> **TEXT**
★ ★ ★ ★ ★

The Crypto lending firm, Genesis Global Capital has launched two lawsuits against its parent company, Digital Currency Group (DCG), and CEO Barry Silbert, seeking to recover more than $2 billion in digital assets and cash transfers it claims were improperly diverted while the company was insolvent.
In a complaint unsealed Monday in Delaware Chancery Court, Genesis is demanding the return of 1 million crypto coins, currently valued at approximately $2.1 billion, to help repay its creditors. The case accuses DCG and affiliated insiders of reckless loan practices, fraudulent self-enrichment, and misleading the public about Genesis’ financial condition.
Filed alongside a second complaint in the US Bankruptcy Court for the Southern District of New York, the legal action represents a major escalation in the fallout from Genesis’ high-profile collapse and bankruptcy filing in 2023.
Genesis Global vs DCG: Allegations of Fraud and Mismanagement
The Delaware lawsuit alleges that DCG and its top executives, including founder Barry Silbert, “abused their control” of Genesis to engage in self-dealing and mismanagement. The complaint details what it describes as a pattern of “reckless lending, misinformation campaigns, and manipulation of financial disclosures,” which ultimately benefited DCG and its affiliated investment vehicle, Grayscale Investments, at the expense of Genesis’ customers.
“The defendants showed a pattern of self-dealing, fraud, and mismanagement that deprived hundreds of Genesis creditors and institutional lenders of billions of dollars in value,” said Philippe Selendy of Selendy Gay PLLC, who represents the Genesis litigation oversight committee.

★ ★ ★ ★ ★

> **TRY IT**
Could you write what comes next in the article on Genesis suing DCG, picking up after its last paragraph? The entries have nothing to do with this.

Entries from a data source
★ ★ ★ ★ ★

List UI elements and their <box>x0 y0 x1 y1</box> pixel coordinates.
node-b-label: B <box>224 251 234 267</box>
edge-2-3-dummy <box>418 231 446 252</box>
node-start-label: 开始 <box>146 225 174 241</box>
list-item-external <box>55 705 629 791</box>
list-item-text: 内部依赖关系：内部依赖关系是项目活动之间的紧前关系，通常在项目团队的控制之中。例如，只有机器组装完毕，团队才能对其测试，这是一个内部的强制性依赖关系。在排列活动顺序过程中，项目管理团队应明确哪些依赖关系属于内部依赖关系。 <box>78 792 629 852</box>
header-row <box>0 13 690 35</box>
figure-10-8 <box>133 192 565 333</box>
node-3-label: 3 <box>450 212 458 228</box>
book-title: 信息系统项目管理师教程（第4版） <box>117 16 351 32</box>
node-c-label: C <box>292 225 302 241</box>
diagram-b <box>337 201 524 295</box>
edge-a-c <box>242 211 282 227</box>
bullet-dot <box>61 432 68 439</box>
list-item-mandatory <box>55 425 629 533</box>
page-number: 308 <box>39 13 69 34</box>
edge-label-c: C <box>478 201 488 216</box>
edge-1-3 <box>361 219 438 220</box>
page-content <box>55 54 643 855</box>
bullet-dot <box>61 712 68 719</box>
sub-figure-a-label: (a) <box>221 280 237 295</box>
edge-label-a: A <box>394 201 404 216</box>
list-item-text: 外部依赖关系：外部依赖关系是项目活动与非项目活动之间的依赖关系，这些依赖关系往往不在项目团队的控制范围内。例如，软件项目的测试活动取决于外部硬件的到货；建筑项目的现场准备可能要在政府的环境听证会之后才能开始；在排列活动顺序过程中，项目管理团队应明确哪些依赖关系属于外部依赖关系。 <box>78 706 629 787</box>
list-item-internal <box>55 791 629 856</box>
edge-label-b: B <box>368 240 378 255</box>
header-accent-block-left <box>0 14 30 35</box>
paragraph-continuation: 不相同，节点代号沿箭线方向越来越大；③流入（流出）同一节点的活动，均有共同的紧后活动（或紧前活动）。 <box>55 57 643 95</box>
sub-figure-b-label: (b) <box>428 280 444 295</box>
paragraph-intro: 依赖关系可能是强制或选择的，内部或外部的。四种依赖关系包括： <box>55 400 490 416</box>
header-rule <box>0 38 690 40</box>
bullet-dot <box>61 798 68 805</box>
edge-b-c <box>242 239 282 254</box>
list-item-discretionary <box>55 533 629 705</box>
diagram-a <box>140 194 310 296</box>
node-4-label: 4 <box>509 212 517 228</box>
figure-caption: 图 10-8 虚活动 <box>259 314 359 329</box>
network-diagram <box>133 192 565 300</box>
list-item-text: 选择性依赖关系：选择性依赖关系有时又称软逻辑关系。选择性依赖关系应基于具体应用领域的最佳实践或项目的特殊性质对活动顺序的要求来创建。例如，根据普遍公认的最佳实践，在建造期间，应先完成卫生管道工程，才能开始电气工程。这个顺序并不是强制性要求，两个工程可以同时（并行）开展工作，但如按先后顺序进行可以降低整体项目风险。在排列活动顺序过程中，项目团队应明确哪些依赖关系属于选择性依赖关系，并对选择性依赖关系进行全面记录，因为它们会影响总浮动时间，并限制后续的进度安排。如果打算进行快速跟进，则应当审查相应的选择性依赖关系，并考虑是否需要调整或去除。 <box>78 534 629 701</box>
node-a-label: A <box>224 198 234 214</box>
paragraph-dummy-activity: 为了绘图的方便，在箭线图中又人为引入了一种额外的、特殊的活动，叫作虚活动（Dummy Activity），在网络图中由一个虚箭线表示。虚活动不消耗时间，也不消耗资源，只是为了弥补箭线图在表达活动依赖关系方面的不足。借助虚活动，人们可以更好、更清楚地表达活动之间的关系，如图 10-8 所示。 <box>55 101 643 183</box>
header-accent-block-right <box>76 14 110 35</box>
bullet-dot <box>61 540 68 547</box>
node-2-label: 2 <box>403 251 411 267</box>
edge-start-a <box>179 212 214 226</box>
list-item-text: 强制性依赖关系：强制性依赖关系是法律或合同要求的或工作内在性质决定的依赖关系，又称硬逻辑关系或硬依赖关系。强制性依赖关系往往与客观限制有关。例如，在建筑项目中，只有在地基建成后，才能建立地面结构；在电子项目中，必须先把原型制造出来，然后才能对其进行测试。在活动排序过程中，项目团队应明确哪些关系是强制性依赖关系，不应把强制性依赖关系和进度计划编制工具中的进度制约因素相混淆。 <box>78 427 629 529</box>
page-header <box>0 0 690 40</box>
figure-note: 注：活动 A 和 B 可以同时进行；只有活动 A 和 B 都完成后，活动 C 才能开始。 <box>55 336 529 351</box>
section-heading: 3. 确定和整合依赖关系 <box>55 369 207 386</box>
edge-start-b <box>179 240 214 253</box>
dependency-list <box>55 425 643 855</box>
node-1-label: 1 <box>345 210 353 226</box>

★ ★ ★ ★ ★

> **WRITTEN ANSWER**
In the bankruptcy filing, Genesis seeks to claw back over $1 billion in transfers made during the year leading up to its bankruptcy, alleging that many were either preferential or fraudulent under US bankruptcy law. The company says the transfers were made even as it was facing insolvency and a rapidly deteriorating market.
According to the complaint, the disputed transfers include $448 million to DCG, $136 million to DCG International, $101 million to HQ Enhanced Yield Fund, another DCG subsidiary and $34 million in tax payments to DCG, which Genesis now claims were fraudulent.
The allegations are that these transactions occurred amid severe market turmoil, including the collapse of stablecoin Terra-Luna, the bankruptcy of crypto hedge fund Three Arrows Capital, and the FTX collapse, all of which significantly weakened Genesis’ financial position.
By the end of 2021, Genesis said it had amassed $14 billion in outstanding loans and was effectively insolvent, though DCG continued to transfer assets out of the company in a bid to protect its own financial interests.
“DCG recognized the existential threat to Genesis and, with it, to DCG and the insider defendants that had loaned Genesis hundreds of millions of dollars,” Genesis stated in its bankruptcy court complaint.
Genesis filed for bankruptcy in January 2023 and emerged from proceedings last year, despite opposition from DCG.